WHAT THIS TASK INVOLVES>
Scan the records for the word "Power". Copy each line that includes it.

─── RECORDS PROVIDED ───

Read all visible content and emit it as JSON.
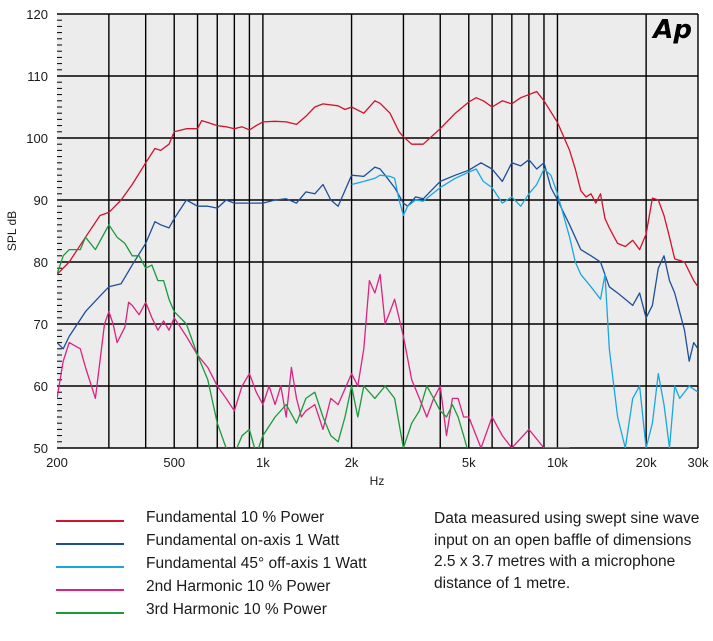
{
  "chart_data": {
    "type": "line",
    "logo": "Ap",
    "xlabel": "Hz",
    "ylabel": "SPL dB",
    "xscale": "log",
    "xlim": [
      200,
      30000
    ],
    "ylim": [
      50,
      120
    ],
    "grid": true,
    "x_ticks": [
      {
        "value": 200,
        "label": "200"
      },
      {
        "value": 500,
        "label": "500"
      },
      {
        "value": 1000,
        "label": "1k"
      },
      {
        "value": 2000,
        "label": "2k"
      },
      {
        "value": 5000,
        "label": "5k"
      },
      {
        "value": 10000,
        "label": "10k"
      },
      {
        "value": 20000,
        "label": "20k"
      },
      {
        "value": 30000,
        "label": "30k"
      }
    ],
    "y_ticks": [
      50,
      60,
      70,
      80,
      90,
      100,
      110,
      120
    ],
    "legend_position": "bottom-left",
    "series": [
      {
        "name": "Fundamental 10 % Power",
        "color": "#d4112e",
        "x": [
          200,
          220,
          250,
          280,
          300,
          330,
          360,
          400,
          430,
          450,
          480,
          500,
          550,
          600,
          620,
          650,
          700,
          750,
          800,
          850,
          900,
          950,
          1000,
          1100,
          1200,
          1300,
          1400,
          1500,
          1600,
          1800,
          1900,
          2000,
          2200,
          2400,
          2500,
          2700,
          2900,
          3000,
          3200,
          3500,
          4000,
          4500,
          5000,
          5300,
          5600,
          6000,
          6500,
          7000,
          7500,
          8000,
          8500,
          9000,
          10000,
          11000,
          11500,
          12000,
          12500,
          13000,
          13500,
          14000,
          14500,
          15000,
          16000,
          17000,
          18000,
          19000,
          20000,
          21000,
          22000,
          23000,
          24000,
          25000,
          27000,
          29000,
          30000
        ],
        "y": [
          78,
          80,
          84,
          87.5,
          88,
          90,
          92.5,
          96,
          98.3,
          98,
          99,
          101,
          101.5,
          101.5,
          102.8,
          102.5,
          102,
          101.8,
          101.5,
          101.8,
          101.3,
          102,
          102.6,
          102.7,
          102.6,
          102.2,
          103.5,
          105,
          105.5,
          105.2,
          104.6,
          105,
          104,
          106,
          105.6,
          104,
          101,
          100.2,
          99,
          99,
          101.5,
          104,
          105.8,
          106.5,
          106,
          105,
          106,
          105.5,
          106.5,
          107,
          107.5,
          106,
          102.5,
          98,
          95,
          91.5,
          90.5,
          91,
          89.5,
          91,
          87,
          85.5,
          83,
          82.5,
          83.5,
          82,
          84.5,
          90.3,
          90,
          87.5,
          84,
          80.5,
          80,
          77,
          76
        ]
      },
      {
        "name": "Fundamental on-axis 1 Watt",
        "color": "#1d4f9a",
        "x": [
          200,
          210,
          220,
          250,
          280,
          300,
          330,
          360,
          400,
          430,
          450,
          480,
          500,
          550,
          600,
          650,
          700,
          750,
          800,
          850,
          900,
          1000,
          1100,
          1200,
          1300,
          1400,
          1500,
          1600,
          1700,
          1800,
          2000,
          2200,
          2400,
          2500,
          2600,
          2800,
          3000,
          3100,
          3300,
          3500,
          4000,
          4500,
          5000,
          5500,
          6000,
          6500,
          7000,
          7500,
          8000,
          8500,
          9000,
          9500,
          10000,
          11000,
          12000,
          13000,
          14000,
          15000,
          16000,
          17000,
          18000,
          19000,
          20000,
          21000,
          22000,
          23000,
          24000,
          25000,
          27000,
          28000,
          29000,
          30000
        ],
        "y": [
          67,
          66,
          68,
          72,
          74.5,
          76,
          76.5,
          79.5,
          83,
          86.5,
          86,
          85.5,
          87,
          90,
          89,
          89,
          88.7,
          90,
          89.5,
          89.5,
          89.5,
          89.5,
          90,
          90.2,
          89.5,
          91.3,
          91,
          92.5,
          90,
          89,
          94,
          93.8,
          95.3,
          95,
          94,
          92,
          89.5,
          89,
          90.5,
          90.2,
          93,
          94,
          94.8,
          96,
          95,
          93,
          96,
          95.5,
          96.5,
          95,
          96,
          92,
          90,
          86,
          82,
          81,
          80,
          76,
          75,
          74,
          73,
          75,
          71,
          73,
          79,
          81,
          77,
          75,
          69,
          64,
          67,
          66
        ]
      },
      {
        "name": "Fundamental 45° off-axis 1 Watt",
        "color": "#1aa7e0",
        "x": [
          2000,
          2200,
          2400,
          2500,
          2700,
          2800,
          2900,
          3000,
          3100,
          3300,
          3500,
          4000,
          4500,
          5000,
          5300,
          5600,
          6000,
          6500,
          7000,
          7500,
          8000,
          8500,
          9000,
          9500,
          10000,
          11000,
          11500,
          12000,
          13000,
          14000,
          14500,
          15000,
          16000,
          17000,
          18000,
          19000,
          20000,
          21000,
          22000,
          23000,
          24000,
          25000,
          26000,
          28000,
          30000
        ],
        "y": [
          92.5,
          93,
          93.5,
          94,
          93.8,
          93.5,
          90,
          87.5,
          89,
          90,
          89.8,
          92,
          93.5,
          94.5,
          95,
          93,
          92,
          89.5,
          90.5,
          89,
          91,
          92.5,
          95,
          94,
          91,
          84,
          80,
          78,
          76,
          74,
          78,
          66,
          55,
          50,
          58,
          60,
          50,
          54,
          62,
          57,
          50,
          60,
          58,
          60,
          59
        ]
      },
      {
        "name": "2nd Harmonic 10 % Power",
        "color": "#db2380",
        "x": [
          200,
          210,
          220,
          240,
          250,
          270,
          290,
          300,
          310,
          320,
          340,
          350,
          360,
          380,
          400,
          420,
          440,
          460,
          480,
          500,
          550,
          600,
          650,
          700,
          750,
          800,
          850,
          900,
          950,
          1000,
          1050,
          1100,
          1150,
          1200,
          1250,
          1300,
          1350,
          1400,
          1500,
          1600,
          1700,
          1800,
          2000,
          2100,
          2200,
          2300,
          2400,
          2500,
          2600,
          2700,
          2800,
          3000,
          3200,
          3400,
          3600,
          3800,
          4000,
          4200,
          4400,
          4600,
          4800,
          5000,
          5500,
          6000,
          6500,
          7000,
          8000,
          9000,
          10000,
          11000
        ],
        "y": [
          58,
          64,
          67,
          66,
          63,
          58,
          70,
          72,
          70,
          67,
          69.5,
          73.5,
          73,
          71.5,
          73.5,
          71,
          69,
          70.5,
          69,
          71,
          68,
          65,
          63,
          60,
          58,
          56,
          60,
          62,
          59,
          57,
          60,
          57,
          60,
          55,
          63,
          58,
          55,
          56,
          57,
          53,
          58,
          57,
          62,
          60,
          66,
          77,
          75,
          78,
          70,
          72,
          74,
          68,
          61,
          58,
          55,
          58,
          60,
          52,
          58,
          58,
          55,
          55,
          50,
          55,
          52,
          50,
          53,
          50,
          50,
          50
        ]
      },
      {
        "name": "3rd Harmonic 10 % Power",
        "color": "#1a9a3a",
        "x": [
          200,
          210,
          220,
          240,
          250,
          270,
          300,
          320,
          340,
          360,
          380,
          400,
          420,
          440,
          460,
          480,
          500,
          550,
          600,
          650,
          700,
          750,
          800,
          850,
          900,
          950,
          1000,
          1100,
          1200,
          1300,
          1400,
          1500,
          1600,
          1700,
          1800,
          1900,
          2000,
          2100,
          2200,
          2400,
          2600,
          2800,
          3000,
          3200,
          3400,
          3600,
          3800,
          4000,
          4200,
          4400,
          4600,
          4800,
          5000
        ],
        "y": [
          78,
          81,
          82,
          82,
          84,
          82,
          86,
          84,
          83,
          81,
          81,
          79,
          79.5,
          77,
          77,
          74,
          72,
          70,
          65,
          61,
          54,
          50,
          48,
          52,
          53,
          49,
          52,
          55,
          57,
          54,
          58,
          59,
          55,
          52,
          51,
          55,
          60,
          55,
          60,
          58,
          60,
          58,
          50,
          54,
          56,
          60,
          58,
          56,
          55,
          57,
          55,
          52,
          48
        ]
      }
    ]
  },
  "note": "Data measured using swept sine wave input on an open baffle of dimensions 2.5 x 3.7 metres with a microphone distance of 1 metre."
}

───

SOLUTION FOR THIS EXERCISE>
        "name": "Fundamental 10 % Power",
        "name": "2nd Harmonic 10 % Power",
        "name": "3rd Harmonic 10 % Power",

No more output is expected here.